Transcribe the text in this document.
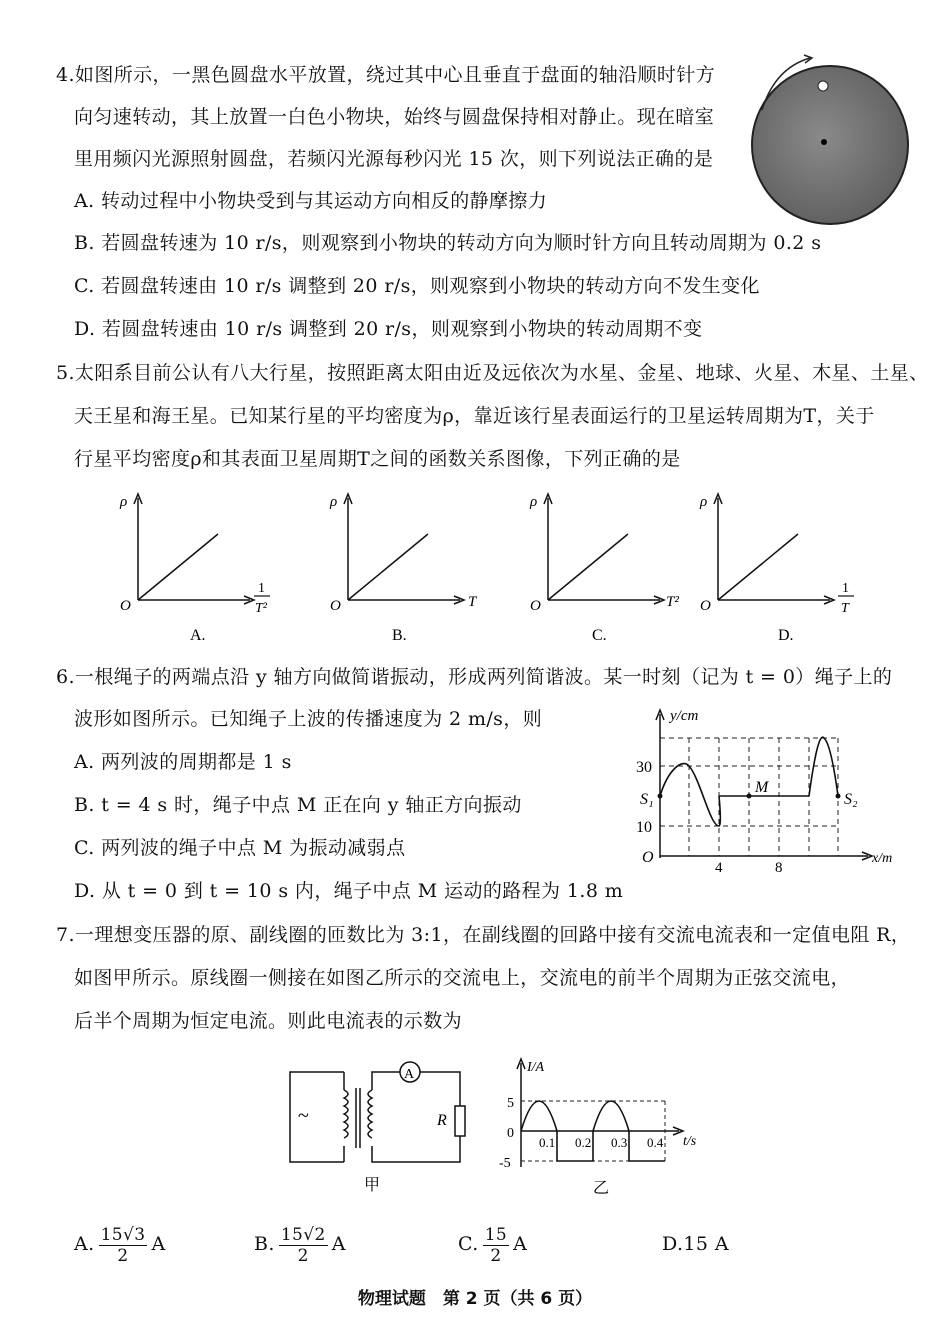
4.如图所示，一黑色圆盘水平放置，绕过其中心且垂直于盘面的轴沿顺时针方
向匀速转动，其上放置一白色小物块，始终与圆盘保持相对静止。现在暗室
里用频闪光源照射圆盘，若频闪光源每秒闪光 15 次，则下列说法正确的是
A. 转动过程中小物块受到与其运动方向相反的静摩擦力
B. 若圆盘转速为 10 r/s，则观察到小物块的转动方向为顺时针方向且转动周期为 0.2 s
C. 若圆盘转速由 10 r/s 调整到 20 r/s，则观察到小物块的转动方向不发生变化
D. 若圆盘转速由 10 r/s 调整到 20 r/s，则观察到小物块的转动周期不变
5.太阳系目前公认有八大行星，按照距离太阳由近及远依次为水星、金星、地球、火星、木星、土星、
天王星和海王星。已知某行星的平均密度为ρ，靠近该行星表面运行的卫星运转周期为T，关于
行星平均密度ρ和其表面卫星周期T之间的函数关系图像，下列正确的是
ρ
O
1
T²
A.
ρ
O	T
B.
ρ
O	T²
C.
ρ
O
1
T
D.
6.一根绳子的两端点沿 y 轴方向做简谐振动，形成两列简谐波。某一时刻（记为 t = 0）绳子上的
波形如图所示。已知绳子上波的传播速度为 2 m/s，则
A. 两列波的周期都是 1 s
B. t = 4 s 时，绳子中点 M 正在向 y 轴正方向振动
C. 两列波的绳子中点 M 为振动减弱点
D. 从 t = 0 到 t = 10 s 内，绳子中点 M 运动的路程为 1.8 m
y/cm
x/m
O
30
10
4	8
S₁	S₂
M
7.一理想变压器的原、副线圈的匝数比为 3:1，在副线圈的回路中接有交流电流表和一定值电阻 R，
如图甲所示。原线圈一侧接在如图乙所示的交流电上，交流电的前半个周期为正弦交流电，
后半个周期为恒定电流。则此电流表的示数为
A
R
~
甲
I/A
t/s
0
5
-5
0.1 0.2 0.3 0.4
乙
A. $\frac{15√3}{2}$ A	B. $\frac{15√2}{2}$ A	C. $\frac{15}{2}$ A	D.15 A
物理试题　第 2 页（共 6 页）
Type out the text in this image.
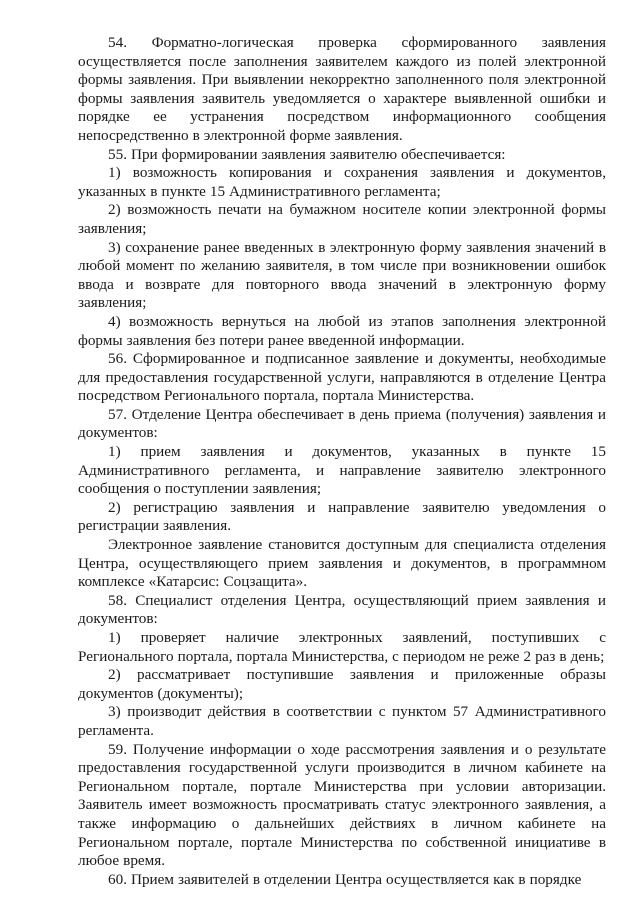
54. Форматно-логическая проверка сформированного заявления осуществляется после заполнения заявителем каждого из полей электронной формы заявления. При выявлении некорректно заполненного поля электронной формы заявления заявитель уведомляется о характере выявленной ошибки и порядке ее устранения посредством информационного сообщения непосредственно в электронной форме заявления.

55. При формировании заявления заявителю обеспечивается:

1) возможность копирования и сохранения заявления и документов, указанных в пункте 15 Административного регламента;

2) возможность печати на бумажном носителе копии электронной формы заявления;

3) сохранение ранее введенных в электронную форму заявления значений в любой момент по желанию заявителя, в том числе при возникновении ошибок ввода и возврате для повторного ввода значений в электронную форму заявления;

4) возможность вернуться на любой из этапов заполнения электронной формы заявления без потери ранее введенной информации.

56. Сформированное и подписанное заявление и документы, необходимые для предоставления государственной услуги, направляются в отделение Центра посредством Регионального портала, портала Министерства.

57. Отделение Центра обеспечивает в день приема (получения) заявления и документов:

1) прием заявления и документов, указанных в пункте 15 Административного регламента, и направление заявителю электронного сообщения о поступлении заявления;

2) регистрацию заявления и направление заявителю уведомления о регистрации заявления.

Электронное заявление становится доступным для специалиста отделения Центра, осуществляющего прием заявления и документов, в программном комплексе «Катарсис: Соцзащита».

58. Специалист отделения Центра, осуществляющий прием заявления и документов:

1) проверяет наличие электронных заявлений, поступивших с Регионального портала, портала Министерства, с периодом не реже 2 раз в день;

2) рассматривает поступившие заявления и приложенные образы документов (документы);

3) производит действия в соответствии с пунктом 57 Административного регламента.

59. Получение информации о ходе рассмотрения заявления и о результате предоставления государственной услуги производится в личном кабинете на Региональном портале, портале Министерства при условии авторизации. Заявитель имеет возможность просматривать статус электронного заявления, а также информацию о дальнейших действиях в личном кабинете на Региональном портале, портале Министерства по собственной инициативе в любое время.

60. Прием заявителей в отделении Центра осуществляется как в порядке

__________

> **The problem**:
Retype everything in the material word for word, minus pictures.

> **Task solution**:
Transcribe the text in this document.
4.如图所示，一黑色圆盘水平放置，绕过其中心且垂直于盘面的轴沿顺时针方
向匀速转动，其上放置一白色小物块，始终与圆盘保持相对静止。现在暗室
里用频闪光源照射圆盘，若频闪光源每秒闪光 15 次，则下列说法正确的是
A. 转动过程中小物块受到与其运动方向相反的静摩擦力
B. 若圆盘转速为 10 r/s，则观察到小物块的转动方向为顺时针方向且转动周期为 0.2 s
C. 若圆盘转速由 10 r/s 调整到 20 r/s，则观察到小物块的转动方向不发生变化
D. 若圆盘转速由 10 r/s 调整到 20 r/s，则观察到小物块的转动周期不变
5.太阳系目前公认有八大行星，按照距离太阳由近及远依次为水星、金星、地球、火星、木星、土星、
天王星和海王星。已知某行星的平均密度为ρ，靠近该行星表面运行的卫星运转周期为T，关于
行星平均密度ρ和其表面卫星周期T之间的函数关系图像，下列正确的是
ρ
O
1
T²
A.
ρ
O	T
B.
ρ
O	T²
C.
ρ
O
1
T
D.
6.一根绳子的两端点沿 y 轴方向做简谐振动，形成两列简谐波。某一时刻（记为 t = 0）绳子上的
波形如图所示。已知绳子上波的传播速度为 2 m/s，则
A. 两列波的周期都是 1 s
B. t = 4 s 时，绳子中点 M 正在向 y 轴正方向振动
C. 两列波的绳子中点 M 为振动减弱点
D. 从 t = 0 到 t = 10 s 内，绳子中点 M 运动的路程为 1.8 m
y/cm
x/m
O
30
10
4	8
S₁	S₂
M
7.一理想变压器的原、副线圈的匝数比为 3:1，在副线圈的回路中接有交流电流表和一定值电阻 R，
如图甲所示。原线圈一侧接在如图乙所示的交流电上，交流电的前半个周期为正弦交流电，
后半个周期为恒定电流。则此电流表的示数为
A
R
~
甲
I/A
t/s
0
5
-5
0.1 0.2 0.3 0.4
乙
A. $\frac{15√3}{2}$ A	B. $\frac{15√2}{2}$ A	C. $\frac{15}{2}$ A	D.15 A
物理试题　第 2 页（共 6 页）
Type out the text in this image.
54. Форматно-логическая проверка сформированного заявления осуществляется после заполнения заявителем каждого из полей электронной формы заявления. При выявлении некорректно заполненного поля электронной формы заявления заявитель уведомляется о характере выявленной ошибки и порядке ее устранения посредством информационного сообщения непосредственно в электронной форме заявления.

55. При формировании заявления заявителю обеспечивается:

1) возможность копирования и сохранения заявления и документов, указанных в пункте 15 Административного регламента;

2) возможность печати на бумажном носителе копии электронной формы заявления;

3) сохранение ранее введенных в электронную форму заявления значений в любой момент по желанию заявителя, в том числе при возникновении ошибок ввода и возврате для повторного ввода значений в электронную форму заявления;

4) возможность вернуться на любой из этапов заполнения электронной формы заявления без потери ранее введенной информации.

56. Сформированное и подписанное заявление и документы, необходимые для предоставления государственной услуги, направляются в отделение Центра посредством Регионального портала, портала Министерства.

57. Отделение Центра обеспечивает в день приема (получения) заявления и документов:

1) прием заявления и документов, указанных в пункте 15 Административного регламента, и направление заявителю электронного сообщения о поступлении заявления;

2) регистрацию заявления и направление заявителю уведомления о регистрации заявления.

Электронное заявление становится доступным для специалиста отделения Центра, осуществляющего прием заявления и документов, в программном комплексе «Катарсис: Соцзащита».

58. Специалист отделения Центра, осуществляющий прием заявления и документов:

1) проверяет наличие электронных заявлений, поступивших с Регионального портала, портала Министерства, с периодом не реже 2 раз в день;

2) рассматривает поступившие заявления и приложенные образы документов (документы);

3) производит действия в соответствии с пунктом 57 Административного регламента.

59. Получение информации о ходе рассмотрения заявления и о результате предоставления государственной услуги производится в личном кабинете на Региональном портале, портале Министерства при условии авторизации. Заявитель имеет возможность просматривать статус электронного заявления, а также информацию о дальнейших действиях в личном кабинете на Региональном портале, портале Министерства по собственной инициативе в любое время.

60. Прием заявителей в отделении Центра осуществляется как в порядке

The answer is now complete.